[Bounding-box annotations]
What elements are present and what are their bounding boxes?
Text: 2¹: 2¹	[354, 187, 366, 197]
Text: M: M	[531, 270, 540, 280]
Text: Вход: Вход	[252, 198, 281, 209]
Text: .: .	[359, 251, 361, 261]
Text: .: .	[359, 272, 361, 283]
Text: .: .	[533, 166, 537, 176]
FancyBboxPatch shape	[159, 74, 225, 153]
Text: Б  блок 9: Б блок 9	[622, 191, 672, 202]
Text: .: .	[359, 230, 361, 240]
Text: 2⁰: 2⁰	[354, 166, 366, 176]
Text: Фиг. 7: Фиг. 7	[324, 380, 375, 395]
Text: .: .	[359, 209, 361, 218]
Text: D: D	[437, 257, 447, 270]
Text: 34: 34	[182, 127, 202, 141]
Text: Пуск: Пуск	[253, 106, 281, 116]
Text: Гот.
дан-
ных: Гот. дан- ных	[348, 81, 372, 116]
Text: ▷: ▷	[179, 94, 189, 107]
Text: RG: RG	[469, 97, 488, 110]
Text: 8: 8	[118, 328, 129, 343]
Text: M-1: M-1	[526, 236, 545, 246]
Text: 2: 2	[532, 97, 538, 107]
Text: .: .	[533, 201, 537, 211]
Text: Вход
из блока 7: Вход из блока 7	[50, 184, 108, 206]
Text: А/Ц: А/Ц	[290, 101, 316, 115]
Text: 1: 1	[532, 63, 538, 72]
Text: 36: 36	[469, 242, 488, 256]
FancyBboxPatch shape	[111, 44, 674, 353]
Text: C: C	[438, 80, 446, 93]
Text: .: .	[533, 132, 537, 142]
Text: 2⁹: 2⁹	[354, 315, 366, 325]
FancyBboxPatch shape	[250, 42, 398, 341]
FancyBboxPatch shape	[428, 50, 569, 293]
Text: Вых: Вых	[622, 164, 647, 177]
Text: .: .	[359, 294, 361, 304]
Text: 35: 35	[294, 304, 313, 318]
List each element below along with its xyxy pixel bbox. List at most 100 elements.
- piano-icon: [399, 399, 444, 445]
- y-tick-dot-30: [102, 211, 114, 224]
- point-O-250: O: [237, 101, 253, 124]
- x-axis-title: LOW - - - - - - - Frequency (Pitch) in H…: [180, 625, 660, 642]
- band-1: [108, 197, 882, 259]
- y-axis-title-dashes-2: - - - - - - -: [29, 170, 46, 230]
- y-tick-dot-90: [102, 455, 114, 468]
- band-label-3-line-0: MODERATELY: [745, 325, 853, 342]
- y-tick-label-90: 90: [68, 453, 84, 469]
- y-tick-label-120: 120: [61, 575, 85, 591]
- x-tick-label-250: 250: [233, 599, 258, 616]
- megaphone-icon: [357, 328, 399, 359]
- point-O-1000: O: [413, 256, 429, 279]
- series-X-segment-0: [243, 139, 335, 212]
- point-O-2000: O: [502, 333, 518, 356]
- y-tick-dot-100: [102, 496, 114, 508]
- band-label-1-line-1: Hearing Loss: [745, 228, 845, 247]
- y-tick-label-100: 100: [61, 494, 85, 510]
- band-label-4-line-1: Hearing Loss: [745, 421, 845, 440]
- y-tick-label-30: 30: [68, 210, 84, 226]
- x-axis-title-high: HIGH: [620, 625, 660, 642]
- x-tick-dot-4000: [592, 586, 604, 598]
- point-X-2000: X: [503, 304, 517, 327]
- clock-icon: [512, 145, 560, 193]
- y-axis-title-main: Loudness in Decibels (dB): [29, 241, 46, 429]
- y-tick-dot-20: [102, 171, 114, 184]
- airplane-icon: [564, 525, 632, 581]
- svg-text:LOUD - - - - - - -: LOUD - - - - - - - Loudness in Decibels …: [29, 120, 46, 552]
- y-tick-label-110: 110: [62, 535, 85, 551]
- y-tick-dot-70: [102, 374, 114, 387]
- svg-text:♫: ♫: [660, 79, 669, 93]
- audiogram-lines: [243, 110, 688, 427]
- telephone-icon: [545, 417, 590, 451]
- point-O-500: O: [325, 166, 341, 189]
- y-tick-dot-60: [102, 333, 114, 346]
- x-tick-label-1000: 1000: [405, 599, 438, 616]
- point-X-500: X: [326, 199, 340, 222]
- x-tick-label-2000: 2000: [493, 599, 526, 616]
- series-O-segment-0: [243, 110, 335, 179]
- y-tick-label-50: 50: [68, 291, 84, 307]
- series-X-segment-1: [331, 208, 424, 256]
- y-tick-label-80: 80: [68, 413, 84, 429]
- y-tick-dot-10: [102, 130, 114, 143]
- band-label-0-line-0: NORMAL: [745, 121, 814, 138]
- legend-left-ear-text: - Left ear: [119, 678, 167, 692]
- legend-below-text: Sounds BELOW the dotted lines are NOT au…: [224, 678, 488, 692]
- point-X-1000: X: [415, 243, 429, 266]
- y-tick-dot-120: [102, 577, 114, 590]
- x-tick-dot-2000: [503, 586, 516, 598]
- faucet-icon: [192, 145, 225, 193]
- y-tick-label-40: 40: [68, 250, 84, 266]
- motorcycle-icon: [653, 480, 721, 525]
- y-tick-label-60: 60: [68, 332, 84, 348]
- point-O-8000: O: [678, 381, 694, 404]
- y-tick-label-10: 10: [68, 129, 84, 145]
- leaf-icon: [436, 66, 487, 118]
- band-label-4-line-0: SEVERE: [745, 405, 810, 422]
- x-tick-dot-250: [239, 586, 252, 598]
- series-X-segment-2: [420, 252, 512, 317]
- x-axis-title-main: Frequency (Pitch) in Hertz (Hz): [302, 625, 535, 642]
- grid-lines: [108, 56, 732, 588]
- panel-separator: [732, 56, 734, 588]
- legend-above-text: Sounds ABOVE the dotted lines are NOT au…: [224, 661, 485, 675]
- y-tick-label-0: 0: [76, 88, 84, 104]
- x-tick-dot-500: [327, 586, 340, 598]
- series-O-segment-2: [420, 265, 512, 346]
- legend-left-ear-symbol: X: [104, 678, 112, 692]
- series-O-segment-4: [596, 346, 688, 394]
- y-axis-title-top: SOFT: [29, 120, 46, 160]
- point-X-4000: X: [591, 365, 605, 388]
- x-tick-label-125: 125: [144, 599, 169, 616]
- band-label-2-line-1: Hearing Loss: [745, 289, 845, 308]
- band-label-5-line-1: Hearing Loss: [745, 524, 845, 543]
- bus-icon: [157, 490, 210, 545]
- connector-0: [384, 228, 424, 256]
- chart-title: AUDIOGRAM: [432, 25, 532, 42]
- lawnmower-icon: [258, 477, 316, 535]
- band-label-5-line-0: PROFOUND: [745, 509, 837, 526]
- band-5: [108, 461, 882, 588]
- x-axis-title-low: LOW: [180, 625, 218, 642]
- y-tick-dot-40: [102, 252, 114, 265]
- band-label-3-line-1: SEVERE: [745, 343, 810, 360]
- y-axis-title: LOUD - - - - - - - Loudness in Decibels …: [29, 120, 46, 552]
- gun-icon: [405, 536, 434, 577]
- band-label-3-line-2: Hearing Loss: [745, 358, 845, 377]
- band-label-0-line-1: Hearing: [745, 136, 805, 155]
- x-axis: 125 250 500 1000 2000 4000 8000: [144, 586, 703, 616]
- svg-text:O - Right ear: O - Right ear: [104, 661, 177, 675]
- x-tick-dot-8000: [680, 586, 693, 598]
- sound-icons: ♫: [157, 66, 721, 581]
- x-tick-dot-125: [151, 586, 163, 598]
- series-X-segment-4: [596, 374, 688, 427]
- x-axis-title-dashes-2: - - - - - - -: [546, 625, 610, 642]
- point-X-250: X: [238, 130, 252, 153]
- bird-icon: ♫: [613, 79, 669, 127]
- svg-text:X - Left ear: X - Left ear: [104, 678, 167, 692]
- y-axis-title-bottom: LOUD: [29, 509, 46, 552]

§ Goal
Reproduce every line of the data above verbatim, from the first line to the last.

§ Output for this task
What elements are present and what are their bounding boxes?
Text: 2¹: 2¹	[354, 187, 366, 197]
Text: M: M	[531, 270, 540, 280]
Text: Вход: Вход	[252, 198, 281, 209]
Text: .: .	[359, 251, 361, 261]
Text: .: .	[359, 272, 361, 283]
Text: .: .	[533, 166, 537, 176]
FancyBboxPatch shape	[159, 74, 225, 153]
Text: Б  блок 9: Б блок 9	[622, 191, 672, 202]
Text: .: .	[359, 230, 361, 240]
Text: 2⁰: 2⁰	[354, 166, 366, 176]
Text: Фиг. 7: Фиг. 7	[324, 380, 375, 395]
Text: .: .	[359, 209, 361, 218]
Text: D: D	[437, 257, 447, 270]
Text: 34: 34	[182, 127, 202, 141]
Text: Пуск: Пуск	[253, 106, 281, 116]
Text: Гот.
дан-
ных: Гот. дан- ных	[348, 81, 372, 116]
Text: ▷: ▷	[179, 94, 189, 107]
Text: RG: RG	[469, 97, 488, 110]
Text: 8: 8	[118, 328, 129, 343]
Text: M-1: M-1	[526, 236, 545, 246]
Text: 2: 2	[532, 97, 538, 107]
Text: .: .	[533, 201, 537, 211]
Text: Вход
из блока 7: Вход из блока 7	[50, 184, 108, 206]
Text: А/Ц: А/Ц	[290, 101, 316, 115]
Text: 1: 1	[532, 63, 538, 72]
Text: 36: 36	[469, 242, 488, 256]
FancyBboxPatch shape	[111, 44, 674, 353]
Text: C: C	[438, 80, 446, 93]
Text: .: .	[533, 132, 537, 142]
Text: 2⁹: 2⁹	[354, 315, 366, 325]
FancyBboxPatch shape	[250, 42, 398, 341]
FancyBboxPatch shape	[428, 50, 569, 293]
Text: Вых: Вых	[622, 164, 647, 177]
Text: .: .	[359, 294, 361, 304]
Text: 35: 35	[294, 304, 313, 318]
List each element below along with its xyxy pixel bbox. List at most 100 elements.
- piano-icon: [399, 399, 444, 445]
- y-tick-dot-30: [102, 211, 114, 224]
- point-O-250: O: [237, 101, 253, 124]
- x-axis-title: LOW - - - - - - - Frequency (Pitch) in H…: [180, 625, 660, 642]
- band-1: [108, 197, 882, 259]
- y-axis-title-dashes-2: - - - - - - -: [29, 170, 46, 230]
- y-tick-dot-90: [102, 455, 114, 468]
- band-label-3-line-0: MODERATELY: [745, 325, 853, 342]
- y-tick-label-90: 90: [68, 453, 84, 469]
- y-tick-label-120: 120: [61, 575, 85, 591]
- x-tick-label-250: 250: [233, 599, 258, 616]
- megaphone-icon: [357, 328, 399, 359]
- point-O-1000: O: [413, 256, 429, 279]
- series-X-segment-0: [243, 139, 335, 212]
- point-O-2000: O: [502, 333, 518, 356]
- y-tick-dot-100: [102, 496, 114, 508]
- band-label-1-line-1: Hearing Loss: [745, 228, 845, 247]
- y-tick-label-100: 100: [61, 494, 85, 510]
- band-label-4-line-1: Hearing Loss: [745, 421, 845, 440]
- y-tick-label-30: 30: [68, 210, 84, 226]
- x-axis-title-high: HIGH: [620, 625, 660, 642]
- x-tick-dot-4000: [592, 586, 604, 598]
- point-X-2000: X: [503, 304, 517, 327]
- clock-icon: [512, 145, 560, 193]
- y-axis-title-main: Loudness in Decibels (dB): [29, 241, 46, 429]
- y-tick-dot-20: [102, 171, 114, 184]
- airplane-icon: [564, 525, 632, 581]
- svg-text:LOUD - - - - - - -: LOUD - - - - - - - Loudness in Decibels …: [29, 120, 46, 552]
- y-tick-label-110: 110: [62, 535, 85, 551]
- y-tick-dot-70: [102, 374, 114, 387]
- svg-text:♫: ♫: [660, 79, 669, 93]
- audiogram-lines: [243, 110, 688, 427]
- telephone-icon: [545, 417, 590, 451]
- point-O-500: O: [325, 166, 341, 189]
- y-tick-dot-60: [102, 333, 114, 346]
- x-tick-label-1000: 1000: [405, 599, 438, 616]
- point-X-500: X: [326, 199, 340, 222]
- x-tick-label-2000: 2000: [493, 599, 526, 616]
- series-O-segment-0: [243, 110, 335, 179]
- y-tick-label-50: 50: [68, 291, 84, 307]
- series-X-segment-1: [331, 208, 424, 256]
- y-tick-label-80: 80: [68, 413, 84, 429]
- y-tick-dot-10: [102, 130, 114, 143]
- band-label-0-line-0: NORMAL: [745, 121, 814, 138]
- legend-left-ear-text: - Left ear: [119, 678, 167, 692]
- legend-below-text: Sounds BELOW the dotted lines are NOT au…: [224, 678, 488, 692]
- point-X-1000: X: [415, 243, 429, 266]
- y-tick-dot-120: [102, 577, 114, 590]
- x-tick-dot-2000: [503, 586, 516, 598]
- faucet-icon: [192, 145, 225, 193]
- y-tick-label-40: 40: [68, 250, 84, 266]
- motorcycle-icon: [653, 480, 721, 525]
- y-tick-label-60: 60: [68, 332, 84, 348]
- point-O-8000: O: [678, 381, 694, 404]
- y-tick-label-10: 10: [68, 129, 84, 145]
- leaf-icon: [436, 66, 487, 118]
- band-label-4-line-0: SEVERE: [745, 405, 810, 422]
- x-tick-dot-250: [239, 586, 252, 598]
- series-X-segment-2: [420, 252, 512, 317]
- x-axis-title-main: Frequency (Pitch) in Hertz (Hz): [302, 625, 535, 642]
- grid-lines: [108, 56, 732, 588]
- panel-separator: [732, 56, 734, 588]
- legend-above-text: Sounds ABOVE the dotted lines are NOT au…: [224, 661, 485, 675]
- y-tick-label-0: 0: [76, 88, 84, 104]
- x-tick-dot-500: [327, 586, 340, 598]
- series-O-segment-2: [420, 265, 512, 346]
- legend-left-ear-symbol: X: [104, 678, 112, 692]
- series-O-segment-4: [596, 346, 688, 394]
- y-axis-title-top: SOFT: [29, 120, 46, 160]
- point-X-4000: X: [591, 365, 605, 388]
- x-tick-label-125: 125: [144, 599, 169, 616]
- band-label-2-line-1: Hearing Loss: [745, 289, 845, 308]
- band-label-5-line-1: Hearing Loss: [745, 524, 845, 543]
- bus-icon: [157, 490, 210, 545]
- connector-0: [384, 228, 424, 256]
- chart-title: AUDIOGRAM: [432, 25, 532, 42]
- lawnmower-icon: [258, 477, 316, 535]
- band-label-5-line-0: PROFOUND: [745, 509, 837, 526]
- band-5: [108, 461, 882, 588]
- x-axis-title-low: LOW: [180, 625, 218, 642]
- y-tick-dot-40: [102, 252, 114, 265]
- band-label-3-line-1: SEVERE: [745, 343, 810, 360]
- y-axis-title: LOUD - - - - - - - Loudness in Decibels …: [29, 120, 46, 552]
- gun-icon: [405, 536, 434, 577]
- band-label-3-line-2: Hearing Loss: [745, 358, 845, 377]
- band-label-0-line-1: Hearing: [745, 136, 805, 155]
- x-axis: 125 250 500 1000 2000 4000 8000: [144, 586, 703, 616]
- svg-text:O - Right ear: O - Right ear: [104, 661, 177, 675]
- x-tick-dot-8000: [680, 586, 693, 598]
- sound-icons: ♫: [157, 66, 721, 581]
- x-tick-dot-125: [151, 586, 163, 598]
- series-X-segment-4: [596, 374, 688, 427]
- x-axis-title-dashes-2: - - - - - - -: [546, 625, 610, 642]
- point-X-250: X: [238, 130, 252, 153]
- bird-icon: ♫: [613, 79, 669, 127]
- svg-text:X - Left ear: X - Left ear: [104, 678, 167, 692]
- y-axis-title-bottom: LOUD: [29, 509, 46, 552]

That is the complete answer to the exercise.